MATERIAL:
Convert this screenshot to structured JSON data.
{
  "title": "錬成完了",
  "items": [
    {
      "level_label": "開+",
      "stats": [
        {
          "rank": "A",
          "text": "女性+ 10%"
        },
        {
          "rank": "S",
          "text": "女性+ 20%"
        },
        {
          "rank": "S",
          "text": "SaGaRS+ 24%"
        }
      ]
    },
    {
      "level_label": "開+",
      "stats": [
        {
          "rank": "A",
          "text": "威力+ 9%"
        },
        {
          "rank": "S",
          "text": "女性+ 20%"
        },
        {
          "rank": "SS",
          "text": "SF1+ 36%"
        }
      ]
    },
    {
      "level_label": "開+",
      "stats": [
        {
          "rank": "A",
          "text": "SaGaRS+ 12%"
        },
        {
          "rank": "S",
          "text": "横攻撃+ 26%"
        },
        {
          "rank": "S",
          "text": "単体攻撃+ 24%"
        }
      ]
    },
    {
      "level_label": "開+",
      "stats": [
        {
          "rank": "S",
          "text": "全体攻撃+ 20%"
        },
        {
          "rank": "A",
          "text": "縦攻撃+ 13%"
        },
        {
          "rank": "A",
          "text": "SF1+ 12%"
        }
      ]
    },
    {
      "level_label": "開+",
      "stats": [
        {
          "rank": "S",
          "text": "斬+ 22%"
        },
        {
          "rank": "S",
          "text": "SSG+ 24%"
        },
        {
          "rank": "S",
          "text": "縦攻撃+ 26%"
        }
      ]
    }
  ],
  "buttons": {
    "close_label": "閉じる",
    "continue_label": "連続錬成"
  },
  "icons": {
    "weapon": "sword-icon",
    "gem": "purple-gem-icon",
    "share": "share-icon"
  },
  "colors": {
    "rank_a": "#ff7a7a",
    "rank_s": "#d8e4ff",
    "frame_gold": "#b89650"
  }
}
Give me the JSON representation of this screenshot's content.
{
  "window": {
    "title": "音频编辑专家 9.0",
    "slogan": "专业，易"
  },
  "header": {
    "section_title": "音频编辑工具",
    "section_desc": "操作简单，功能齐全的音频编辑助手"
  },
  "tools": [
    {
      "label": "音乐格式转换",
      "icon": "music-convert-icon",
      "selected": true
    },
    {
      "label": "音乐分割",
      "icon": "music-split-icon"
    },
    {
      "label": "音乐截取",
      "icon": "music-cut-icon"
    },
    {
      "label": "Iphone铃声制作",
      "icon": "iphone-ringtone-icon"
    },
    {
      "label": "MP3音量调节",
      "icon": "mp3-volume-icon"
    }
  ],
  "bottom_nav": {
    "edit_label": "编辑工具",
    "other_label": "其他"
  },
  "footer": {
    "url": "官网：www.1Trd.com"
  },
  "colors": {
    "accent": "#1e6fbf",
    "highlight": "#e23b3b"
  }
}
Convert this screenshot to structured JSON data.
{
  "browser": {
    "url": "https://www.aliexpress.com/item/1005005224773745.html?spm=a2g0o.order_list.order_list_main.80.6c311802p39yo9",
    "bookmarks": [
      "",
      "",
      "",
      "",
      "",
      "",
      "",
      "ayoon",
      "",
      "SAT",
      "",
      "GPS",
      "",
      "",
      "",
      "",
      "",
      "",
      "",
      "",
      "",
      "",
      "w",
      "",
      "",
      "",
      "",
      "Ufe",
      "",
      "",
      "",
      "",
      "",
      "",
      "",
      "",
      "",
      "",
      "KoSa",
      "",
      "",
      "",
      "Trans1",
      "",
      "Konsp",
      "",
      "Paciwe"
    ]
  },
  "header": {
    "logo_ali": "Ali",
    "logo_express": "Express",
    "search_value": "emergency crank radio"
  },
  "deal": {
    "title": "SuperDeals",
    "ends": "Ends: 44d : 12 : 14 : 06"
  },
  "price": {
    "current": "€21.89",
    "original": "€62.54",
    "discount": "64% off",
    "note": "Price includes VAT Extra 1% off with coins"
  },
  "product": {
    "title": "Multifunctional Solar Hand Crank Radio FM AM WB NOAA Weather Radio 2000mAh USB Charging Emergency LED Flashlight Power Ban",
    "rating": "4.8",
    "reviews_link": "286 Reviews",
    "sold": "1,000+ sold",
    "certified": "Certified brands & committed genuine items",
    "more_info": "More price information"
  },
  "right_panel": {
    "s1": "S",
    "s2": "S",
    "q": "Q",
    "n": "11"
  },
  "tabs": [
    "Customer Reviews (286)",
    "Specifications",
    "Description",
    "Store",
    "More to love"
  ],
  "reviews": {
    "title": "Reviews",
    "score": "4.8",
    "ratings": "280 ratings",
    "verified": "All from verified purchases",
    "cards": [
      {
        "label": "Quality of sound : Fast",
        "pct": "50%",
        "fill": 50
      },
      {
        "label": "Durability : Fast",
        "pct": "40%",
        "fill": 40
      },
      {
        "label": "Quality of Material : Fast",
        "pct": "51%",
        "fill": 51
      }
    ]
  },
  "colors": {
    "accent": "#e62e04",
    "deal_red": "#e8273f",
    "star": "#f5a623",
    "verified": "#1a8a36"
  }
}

INSTRUCTIONS FOR THE TASK: Reproduce the full set of records precisely.

TASK RESULT:
Convert this screenshot to structured JSON data.
{
  "title": "錬成完了",
  "items": [
    {
      "level_label": "開+",
      "stats": [
        {
          "rank": "A",
          "text": "女性+ 10%"
        },
        {
          "rank": "S",
          "text": "女性+ 20%"
        },
        {
          "rank": "S",
          "text": "SaGaRS+ 24%"
        }
      ]
    },
    {
      "level_label": "開+",
      "stats": [
        {
          "rank": "A",
          "text": "威力+ 9%"
        },
        {
          "rank": "S",
          "text": "女性+ 20%"
        },
        {
          "rank": "SS",
          "text": "SF1+ 36%"
        }
      ]
    },
    {
      "level_label": "開+",
      "stats": [
        {
          "rank": "A",
          "text": "SaGaRS+ 12%"
        },
        {
          "rank": "S",
          "text": "横攻撃+ 26%"
        },
        {
          "rank": "S",
          "text": "単体攻撃+ 24%"
        }
      ]
    },
    {
      "level_label": "開+",
      "stats": [
        {
          "rank": "S",
          "text": "全体攻撃+ 20%"
        },
        {
          "rank": "A",
          "text": "縦攻撃+ 13%"
        },
        {
          "rank": "A",
          "text": "SF1+ 12%"
        }
      ]
    },
    {
      "level_label": "開+",
      "stats": [
        {
          "rank": "S",
          "text": "斬+ 22%"
        },
        {
          "rank": "S",
          "text": "SSG+ 24%"
        },
        {
          "rank": "S",
          "text": "縦攻撃+ 26%"
        }
      ]
    }
  ],
  "buttons": {
    "close_label": "閉じる",
    "continue_label": "連続錬成"
  },
  "icons": {
    "weapon": "sword-icon",
    "gem": "purple-gem-icon",
    "share": "share-icon"
  },
  "colors": {
    "rank_a": "#ff7a7a",
    "rank_s": "#d8e4ff",
    "frame_gold": "#b89650"
  }
}
Give me the JSON representation of this screenshot's content.
{
  "window": {
    "title": "音频编辑专家 9.0",
    "slogan": "专业，易"
  },
  "header": {
    "section_title": "音频编辑工具",
    "section_desc": "操作简单，功能齐全的音频编辑助手"
  },
  "tools": [
    {
      "label": "音乐格式转换",
      "icon": "music-convert-icon",
      "selected": true
    },
    {
      "label": "音乐分割",
      "icon": "music-split-icon"
    },
    {
      "label": "音乐截取",
      "icon": "music-cut-icon"
    },
    {
      "label": "Iphone铃声制作",
      "icon": "iphone-ringtone-icon"
    },
    {
      "label": "MP3音量调节",
      "icon": "mp3-volume-icon"
    }
  ],
  "bottom_nav": {
    "edit_label": "编辑工具",
    "other_label": "其他"
  },
  "footer": {
    "url": "官网：www.1Trd.com"
  },
  "colors": {
    "accent": "#1e6fbf",
    "highlight": "#e23b3b"
  }
}
Convert this screenshot to structured JSON data.
{
  "browser": {
    "url": "https://www.aliexpress.com/item/1005005224773745.html?spm=a2g0o.order_list.order_list_main.80.6c311802p39yo9",
    "bookmarks": [
      "",
      "",
      "",
      "",
      "",
      "",
      "",
      "ayoon",
      "",
      "SAT",
      "",
      "GPS",
      "",
      "",
      "",
      "",
      "",
      "",
      "",
      "",
      "",
      "",
      "w",
      "",
      "",
      "",
      "",
      "Ufe",
      "",
      "",
      "",
      "",
      "",
      "",
      "",
      "",
      "",
      "",
      "KoSa",
      "",
      "",
      "",
      "Trans1",
      "",
      "Konsp",
      "",
      "Paciwe"
    ]
  },
  "header": {
    "logo_ali": "Ali",
    "logo_express": "Express",
    "search_value": "emergency crank radio"
  },
  "deal": {
    "title": "SuperDeals",
    "ends": "Ends: 44d : 12 : 14 : 06"
  },
  "price": {
    "current": "€21.89",
    "original": "€62.54",
    "discount": "64% off",
    "note": "Price includes VAT Extra 1% off with coins"
  },
  "product": {
    "title": "Multifunctional Solar Hand Crank Radio FM AM WB NOAA Weather Radio 2000mAh USB Charging Emergency LED Flashlight Power Ban",
    "rating": "4.8",
    "reviews_link": "286 Reviews",
    "sold": "1,000+ sold",
    "certified": "Certified brands & committed genuine items",
    "more_info": "More price information"
  },
  "right_panel": {
    "s1": "S",
    "s2": "S",
    "q": "Q",
    "n": "11"
  },
  "tabs": [
    "Customer Reviews (286)",
    "Specifications",
    "Description",
    "Store",
    "More to love"
  ],
  "reviews": {
    "title": "Reviews",
    "score": "4.8",
    "ratings": "280 ratings",
    "verified": "All from verified purchases",
    "cards": [
      {
        "label": "Quality of sound : Fast",
        "pct": "50%",
        "fill": 50
      },
      {
        "label": "Durability : Fast",
        "pct": "40%",
        "fill": 40
      },
      {
        "label": "Quality of Material : Fast",
        "pct": "51%",
        "fill": 51
      }
    ]
  },
  "colors": {
    "accent": "#e62e04",
    "deal_red": "#e8273f",
    "star": "#f5a623",
    "verified": "#1a8a36"
  }
}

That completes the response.